Dataset rows for apps and sites
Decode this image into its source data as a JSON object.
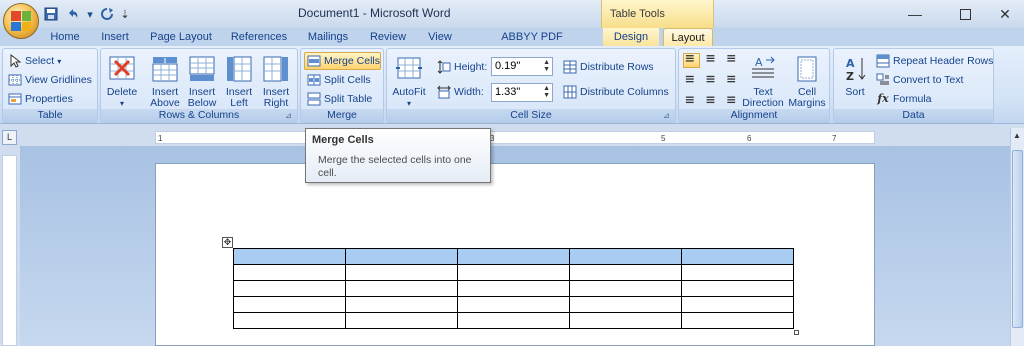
{
  "window": {
    "title": "Document1 - Microsoft Word",
    "context_tools_title": "Table Tools"
  },
  "qat": {
    "undo_icon": "undo-icon",
    "redo_icon": "redo-icon",
    "customize": "▾"
  },
  "tabs": [
    "Home",
    "Insert",
    "Page Layout",
    "References",
    "Mailings",
    "Review",
    "View",
    "ABBYY PDF Transformer+",
    "Design",
    "Layout"
  ],
  "active_tab": "Layout",
  "ribbon": {
    "table_group": {
      "label": "Table",
      "select": "Select",
      "view_gridlines": "View Gridlines",
      "properties": "Properties"
    },
    "rows_cols_group": {
      "label": "Rows & Columns",
      "delete": "Delete",
      "insert_above_1": "Insert",
      "insert_above_2": "Above",
      "insert_below_1": "Insert",
      "insert_below_2": "Below",
      "insert_left_1": "Insert",
      "insert_left_2": "Left",
      "insert_right_1": "Insert",
      "insert_right_2": "Right"
    },
    "merge_group": {
      "label": "Merge",
      "merge_cells": "Merge Cells",
      "split_cells": "Split Cells",
      "split_table": "Split Table"
    },
    "cell_size_group": {
      "label": "Cell Size",
      "autofit": "AutoFit",
      "height_label": "Height:",
      "height_value": "0.19\"",
      "width_label": "Width:",
      "width_value": "1.33\"",
      "distribute_rows": "Distribute Rows",
      "distribute_columns": "Distribute Columns"
    },
    "alignment_group": {
      "label": "Alignment",
      "text_direction_1": "Text",
      "text_direction_2": "Direction",
      "cell_margins_1": "Cell",
      "cell_margins_2": "Margins"
    },
    "data_group": {
      "label": "Data",
      "sort": "Sort",
      "repeat_header_rows": "Repeat Header Rows",
      "convert_to_text": "Convert to Text",
      "formula": "Formula"
    }
  },
  "tooltip": {
    "title": "Merge Cells",
    "body": "Merge the selected cells into one cell."
  },
  "ruler": {
    "ticks": [
      "1",
      "3",
      "5",
      "6",
      "7"
    ]
  },
  "document": {
    "table": {
      "rows": 5,
      "cols": 5,
      "selected_row": 1
    }
  },
  "colors": {
    "ribbon_bg": "#dbe6f6",
    "context_tab": "#f9e49c",
    "selection": "#a9cdf2"
  }
}
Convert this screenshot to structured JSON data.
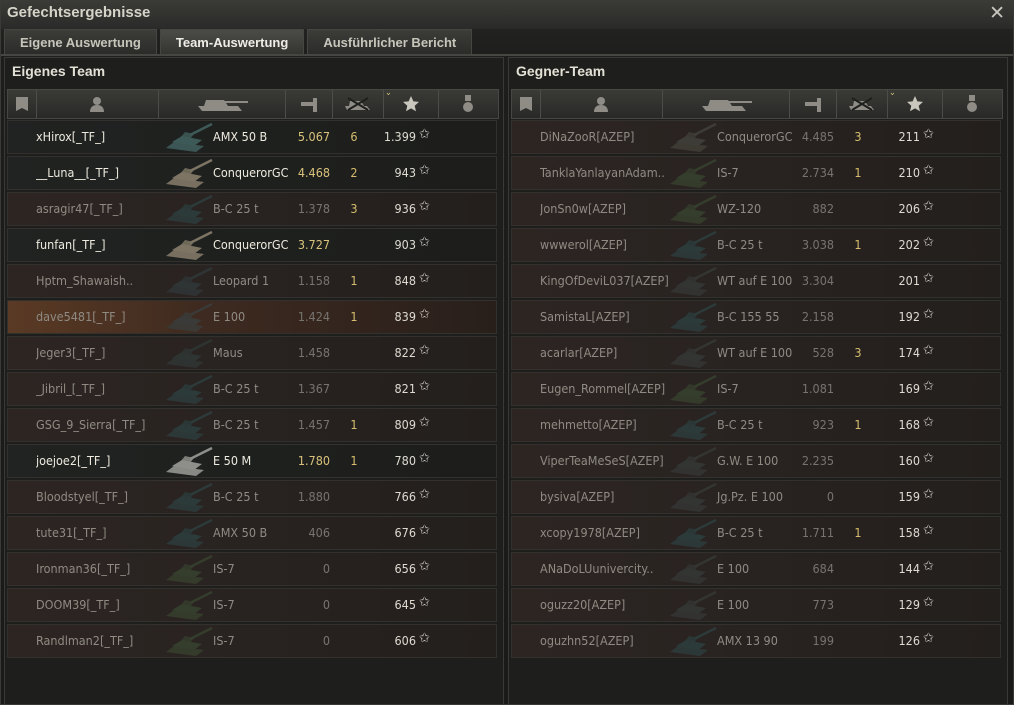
{
  "window": {
    "title": "Gefechtsergebnisse",
    "close_glyph": "✕"
  },
  "tabs": [
    {
      "label": "Eigene Auswertung",
      "active": false
    },
    {
      "label": "Team-Auswertung",
      "active": true
    },
    {
      "label": "Ausführlicher Bericht",
      "active": false
    }
  ],
  "columns": [
    "squad-icon",
    "player-icon",
    "tank-icon",
    "damage-icon",
    "kills-icon",
    "xp-star-icon",
    "medal-icon"
  ],
  "star_glyph": "✩",
  "own_team": {
    "title": "Eigenes Team",
    "players": [
      {
        "name": "xHirox[_TF_]",
        "vehicle": "AMX 50 B",
        "damage": "5.067",
        "kills": "6",
        "xp": "1.399",
        "alive": true,
        "self": false,
        "tank_color": "#3e5a58"
      },
      {
        "name": "__Luna__[_TF_]",
        "vehicle": "ConquerorGC",
        "damage": "4.468",
        "kills": "2",
        "xp": "943",
        "alive": true,
        "self": false,
        "tank_color": "#7d7464"
      },
      {
        "name": "asragir47[_TF_]",
        "vehicle": "B-C 25 t",
        "damage": "1.378",
        "kills": "3",
        "xp": "936",
        "alive": false,
        "self": false,
        "tank_color": "#2c3a3a"
      },
      {
        "name": "funfan[_TF_]",
        "vehicle": "ConquerorGC",
        "damage": "3.727",
        "kills": "",
        "xp": "903",
        "alive": true,
        "self": false,
        "tank_color": "#7d7464"
      },
      {
        "name": "Hptm_Shawaish..",
        "vehicle": "Leopard 1",
        "damage": "1.158",
        "kills": "1",
        "xp": "848",
        "alive": false,
        "self": false,
        "tank_color": "#2f3434"
      },
      {
        "name": "dave5481[_TF_]",
        "vehicle": "E 100",
        "damage": "1.424",
        "kills": "1",
        "xp": "839",
        "alive": false,
        "self": true,
        "tank_color": "#3a3a38"
      },
      {
        "name": "Jeger3[_TF_]",
        "vehicle": "Maus",
        "damage": "1.458",
        "kills": "",
        "xp": "822",
        "alive": false,
        "self": false,
        "tank_color": "#2e3432"
      },
      {
        "name": "_Jibril_[_TF_]",
        "vehicle": "B-C 25 t",
        "damage": "1.367",
        "kills": "",
        "xp": "821",
        "alive": false,
        "self": false,
        "tank_color": "#2c3a3a"
      },
      {
        "name": "GSG_9_Sierra[_TF_]",
        "vehicle": "B-C 25 t",
        "damage": "1.457",
        "kills": "1",
        "xp": "809",
        "alive": false,
        "self": false,
        "tank_color": "#2c3a3a"
      },
      {
        "name": "joejoe2[_TF_]",
        "vehicle": "E 50 M",
        "damage": "1.780",
        "kills": "1",
        "xp": "780",
        "alive": true,
        "self": false,
        "tank_color": "#8e8e8a"
      },
      {
        "name": "Bloodstyel[_TF_]",
        "vehicle": "B-C 25 t",
        "damage": "1.880",
        "kills": "",
        "xp": "766",
        "alive": false,
        "self": false,
        "tank_color": "#2c3a3a"
      },
      {
        "name": "tute31[_TF_]",
        "vehicle": "AMX 50 B",
        "damage": "406",
        "kills": "",
        "xp": "676",
        "alive": false,
        "self": false,
        "tank_color": "#2c3a3a"
      },
      {
        "name": "Ironman36[_TF_]",
        "vehicle": "IS-7",
        "damage": "0",
        "kills": "",
        "xp": "656",
        "alive": false,
        "self": false,
        "tank_color": "#353d2c"
      },
      {
        "name": "DOOM39[_TF_]",
        "vehicle": "IS-7",
        "damage": "0",
        "kills": "",
        "xp": "645",
        "alive": false,
        "self": false,
        "tank_color": "#353d2c"
      },
      {
        "name": "Randlman2[_TF_]",
        "vehicle": "IS-7",
        "damage": "0",
        "kills": "",
        "xp": "606",
        "alive": false,
        "self": false,
        "tank_color": "#353d2c"
      }
    ]
  },
  "enemy_team": {
    "title": "Gegner-Team",
    "players": [
      {
        "name": "DiNaZooR[AZEP]",
        "vehicle": "ConquerorGC",
        "damage": "4.485",
        "kills": "3",
        "xp": "211",
        "alive": false,
        "self": false,
        "tank_color": "#3e3c36"
      },
      {
        "name": "TanklaYanlayanAdam..",
        "vehicle": "IS-7",
        "damage": "2.734",
        "kills": "1",
        "xp": "210",
        "alive": false,
        "self": false,
        "tank_color": "#353d2c"
      },
      {
        "name": "JonSn0w[AZEP]",
        "vehicle": "WZ-120",
        "damage": "882",
        "kills": "",
        "xp": "206",
        "alive": false,
        "self": false,
        "tank_color": "#353d2c"
      },
      {
        "name": "wwwerol[AZEP]",
        "vehicle": "B-C 25 t",
        "damage": "3.038",
        "kills": "1",
        "xp": "202",
        "alive": false,
        "self": false,
        "tank_color": "#2c3a3a"
      },
      {
        "name": "KingOfDeviL037[AZEP]",
        "vehicle": "WT auf E 100",
        "damage": "3.304",
        "kills": "",
        "xp": "201",
        "alive": false,
        "self": false,
        "tank_color": "#333533"
      },
      {
        "name": "SamistaL[AZEP]",
        "vehicle": "B-C 155 55",
        "damage": "2.158",
        "kills": "",
        "xp": "192",
        "alive": false,
        "self": false,
        "tank_color": "#2c3a3a"
      },
      {
        "name": "acarlar[AZEP]",
        "vehicle": "WT auf E 100",
        "damage": "528",
        "kills": "3",
        "xp": "174",
        "alive": false,
        "self": false,
        "tank_color": "#333533"
      },
      {
        "name": "Eugen_Rommel[AZEP]",
        "vehicle": "IS-7",
        "damage": "1.081",
        "kills": "",
        "xp": "169",
        "alive": false,
        "self": false,
        "tank_color": "#353d2c"
      },
      {
        "name": "mehmetto[AZEP]",
        "vehicle": "B-C 25 t",
        "damage": "923",
        "kills": "1",
        "xp": "168",
        "alive": false,
        "self": false,
        "tank_color": "#2c3a3a"
      },
      {
        "name": "ViperTeaMeSeS[AZEP]",
        "vehicle": "G.W. E 100",
        "damage": "2.235",
        "kills": "",
        "xp": "160",
        "alive": false,
        "self": false,
        "tank_color": "#333533"
      },
      {
        "name": "bysiva[AZEP]",
        "vehicle": "Jg.Pz. E 100",
        "damage": "0",
        "kills": "",
        "xp": "159",
        "alive": false,
        "self": false,
        "tank_color": "#333533"
      },
      {
        "name": "xcopy1978[AZEP]",
        "vehicle": "B-C 25 t",
        "damage": "1.711",
        "kills": "1",
        "xp": "158",
        "alive": false,
        "self": false,
        "tank_color": "#2c3a3a"
      },
      {
        "name": "ANaDoLUunivercity..",
        "vehicle": "E 100",
        "damage": "684",
        "kills": "",
        "xp": "144",
        "alive": false,
        "self": false,
        "tank_color": "#333533"
      },
      {
        "name": "oguzz20[AZEP]",
        "vehicle": "E 100",
        "damage": "773",
        "kills": "",
        "xp": "129",
        "alive": false,
        "self": false,
        "tank_color": "#333533"
      },
      {
        "name": "oguzhn52[AZEP]",
        "vehicle": "AMX 13 90",
        "damage": "199",
        "kills": "",
        "xp": "126",
        "alive": false,
        "self": false,
        "tank_color": "#2c3a3a"
      }
    ]
  }
}
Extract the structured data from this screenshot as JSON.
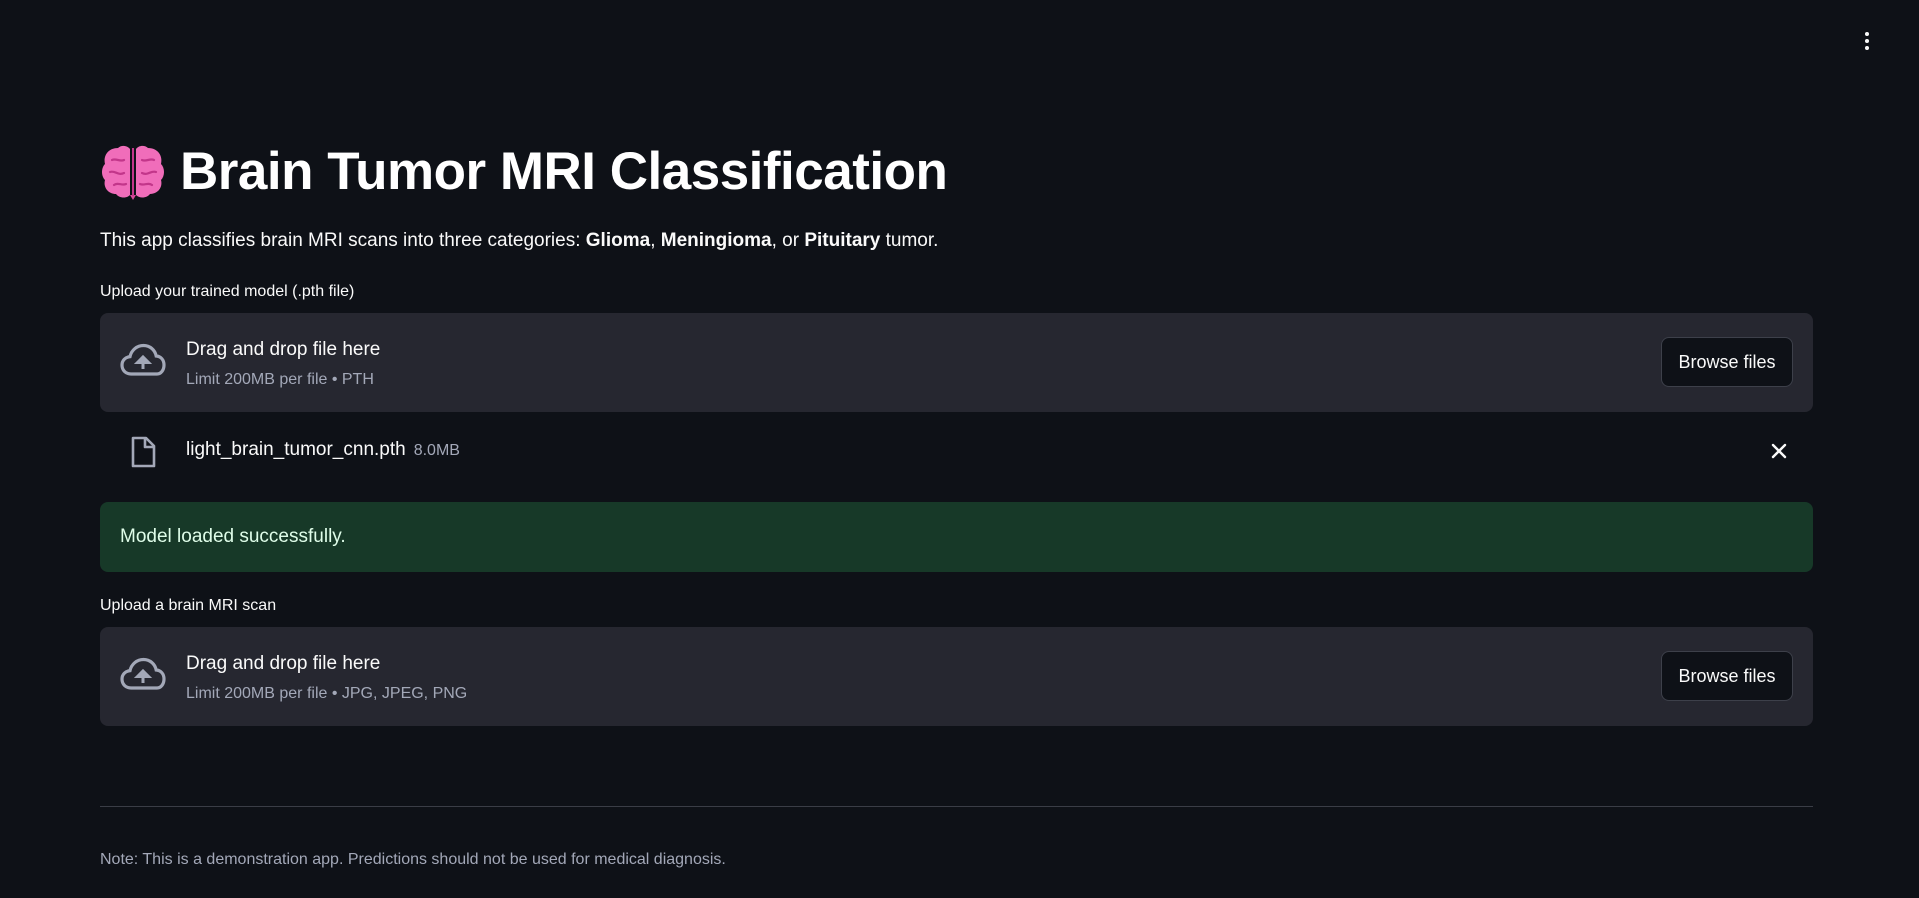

What you should do - Looking at the data above, say how many lines contain the word "Split", with no added words.

Output for this exercise - 2